======== TASK INPUT ========

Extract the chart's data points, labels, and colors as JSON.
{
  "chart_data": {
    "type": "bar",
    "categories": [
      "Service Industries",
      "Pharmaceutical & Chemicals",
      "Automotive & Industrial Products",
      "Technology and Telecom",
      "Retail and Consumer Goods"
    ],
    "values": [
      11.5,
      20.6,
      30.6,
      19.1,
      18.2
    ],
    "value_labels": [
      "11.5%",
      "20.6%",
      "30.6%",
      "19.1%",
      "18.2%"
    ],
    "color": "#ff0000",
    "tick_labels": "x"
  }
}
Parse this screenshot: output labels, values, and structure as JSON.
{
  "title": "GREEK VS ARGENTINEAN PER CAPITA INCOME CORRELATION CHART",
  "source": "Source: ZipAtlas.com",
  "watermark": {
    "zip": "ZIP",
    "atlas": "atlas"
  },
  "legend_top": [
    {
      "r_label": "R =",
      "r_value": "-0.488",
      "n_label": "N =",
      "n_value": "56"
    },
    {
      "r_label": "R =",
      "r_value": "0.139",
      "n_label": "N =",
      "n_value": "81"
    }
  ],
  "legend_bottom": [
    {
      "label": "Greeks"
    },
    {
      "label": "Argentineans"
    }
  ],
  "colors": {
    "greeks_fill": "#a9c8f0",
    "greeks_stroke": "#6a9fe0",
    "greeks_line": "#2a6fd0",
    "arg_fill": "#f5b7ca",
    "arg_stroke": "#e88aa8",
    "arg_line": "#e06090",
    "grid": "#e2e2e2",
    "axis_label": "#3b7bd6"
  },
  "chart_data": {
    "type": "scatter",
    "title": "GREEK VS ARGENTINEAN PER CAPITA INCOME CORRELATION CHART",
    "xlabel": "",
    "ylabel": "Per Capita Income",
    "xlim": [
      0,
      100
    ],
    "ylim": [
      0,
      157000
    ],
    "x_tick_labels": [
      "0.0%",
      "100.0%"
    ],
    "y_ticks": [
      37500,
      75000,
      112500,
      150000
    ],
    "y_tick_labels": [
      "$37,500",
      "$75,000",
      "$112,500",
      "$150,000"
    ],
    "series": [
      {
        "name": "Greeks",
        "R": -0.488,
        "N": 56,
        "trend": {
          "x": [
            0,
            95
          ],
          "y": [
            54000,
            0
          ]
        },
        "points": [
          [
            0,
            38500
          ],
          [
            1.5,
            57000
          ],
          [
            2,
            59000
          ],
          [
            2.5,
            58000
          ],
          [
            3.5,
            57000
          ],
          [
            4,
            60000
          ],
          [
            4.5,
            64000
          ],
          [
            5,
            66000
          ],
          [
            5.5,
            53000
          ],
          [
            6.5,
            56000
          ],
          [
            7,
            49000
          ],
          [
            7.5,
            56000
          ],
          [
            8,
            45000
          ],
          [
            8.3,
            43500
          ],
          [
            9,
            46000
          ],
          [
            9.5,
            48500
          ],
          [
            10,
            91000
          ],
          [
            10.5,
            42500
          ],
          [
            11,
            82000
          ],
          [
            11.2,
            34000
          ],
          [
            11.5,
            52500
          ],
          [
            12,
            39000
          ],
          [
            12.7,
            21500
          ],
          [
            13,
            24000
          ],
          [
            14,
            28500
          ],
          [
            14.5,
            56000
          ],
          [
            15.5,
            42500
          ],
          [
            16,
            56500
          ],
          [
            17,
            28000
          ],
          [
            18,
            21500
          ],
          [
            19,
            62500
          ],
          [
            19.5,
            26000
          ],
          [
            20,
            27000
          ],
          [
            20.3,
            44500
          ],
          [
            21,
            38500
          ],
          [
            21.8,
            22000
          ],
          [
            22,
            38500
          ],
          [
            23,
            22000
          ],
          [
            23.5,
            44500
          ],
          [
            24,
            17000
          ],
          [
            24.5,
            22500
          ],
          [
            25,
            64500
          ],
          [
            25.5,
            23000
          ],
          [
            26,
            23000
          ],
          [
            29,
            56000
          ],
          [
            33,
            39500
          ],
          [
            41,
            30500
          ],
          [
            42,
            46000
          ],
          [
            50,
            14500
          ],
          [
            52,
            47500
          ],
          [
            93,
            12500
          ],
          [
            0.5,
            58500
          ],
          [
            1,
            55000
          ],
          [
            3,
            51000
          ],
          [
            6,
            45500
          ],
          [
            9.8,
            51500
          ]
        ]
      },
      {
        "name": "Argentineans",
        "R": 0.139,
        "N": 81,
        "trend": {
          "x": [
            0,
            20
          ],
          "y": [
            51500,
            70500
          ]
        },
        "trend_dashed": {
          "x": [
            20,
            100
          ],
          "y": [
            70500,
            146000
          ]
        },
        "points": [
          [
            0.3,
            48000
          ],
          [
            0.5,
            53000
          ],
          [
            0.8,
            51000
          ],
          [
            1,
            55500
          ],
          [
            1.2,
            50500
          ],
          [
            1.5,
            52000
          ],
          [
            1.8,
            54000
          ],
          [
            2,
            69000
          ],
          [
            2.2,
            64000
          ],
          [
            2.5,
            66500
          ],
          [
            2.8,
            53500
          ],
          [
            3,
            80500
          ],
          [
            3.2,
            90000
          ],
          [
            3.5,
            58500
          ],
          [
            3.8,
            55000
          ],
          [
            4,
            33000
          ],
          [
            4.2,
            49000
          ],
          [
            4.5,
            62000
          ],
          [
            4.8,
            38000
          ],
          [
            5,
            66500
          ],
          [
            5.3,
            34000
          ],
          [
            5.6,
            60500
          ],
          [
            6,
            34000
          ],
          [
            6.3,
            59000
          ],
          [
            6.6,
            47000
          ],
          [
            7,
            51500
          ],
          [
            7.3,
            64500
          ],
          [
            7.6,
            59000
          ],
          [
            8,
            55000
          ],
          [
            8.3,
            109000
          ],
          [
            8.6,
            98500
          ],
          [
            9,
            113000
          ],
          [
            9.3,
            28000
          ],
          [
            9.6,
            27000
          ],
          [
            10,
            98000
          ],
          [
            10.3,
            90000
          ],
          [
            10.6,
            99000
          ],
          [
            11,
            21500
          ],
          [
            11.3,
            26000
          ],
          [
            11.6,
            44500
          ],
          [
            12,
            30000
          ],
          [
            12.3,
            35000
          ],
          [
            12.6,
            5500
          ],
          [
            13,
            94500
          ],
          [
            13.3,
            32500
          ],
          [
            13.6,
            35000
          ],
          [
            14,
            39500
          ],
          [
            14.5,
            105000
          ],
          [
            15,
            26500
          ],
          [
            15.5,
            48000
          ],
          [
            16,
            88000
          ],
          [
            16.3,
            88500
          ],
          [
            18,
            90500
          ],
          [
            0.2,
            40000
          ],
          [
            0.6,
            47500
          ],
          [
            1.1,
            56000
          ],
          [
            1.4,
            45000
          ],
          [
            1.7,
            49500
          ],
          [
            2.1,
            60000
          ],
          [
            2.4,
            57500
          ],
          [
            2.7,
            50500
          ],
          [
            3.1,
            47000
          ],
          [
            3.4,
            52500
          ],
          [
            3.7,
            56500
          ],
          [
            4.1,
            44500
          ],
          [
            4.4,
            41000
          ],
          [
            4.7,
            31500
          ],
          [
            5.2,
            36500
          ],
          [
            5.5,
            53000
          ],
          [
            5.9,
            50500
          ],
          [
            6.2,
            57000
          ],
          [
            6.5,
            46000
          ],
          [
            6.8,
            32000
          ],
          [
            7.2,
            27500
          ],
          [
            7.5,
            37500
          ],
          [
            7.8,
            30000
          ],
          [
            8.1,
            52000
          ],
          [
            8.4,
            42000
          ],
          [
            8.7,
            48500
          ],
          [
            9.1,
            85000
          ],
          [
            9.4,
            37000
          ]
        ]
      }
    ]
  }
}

========

SHORT TASK:
Using the listing above, show each line holding the string "Argentineans".

TASK SOLUTION:
      "label": "Argentineans"
        "name": "Argentineans",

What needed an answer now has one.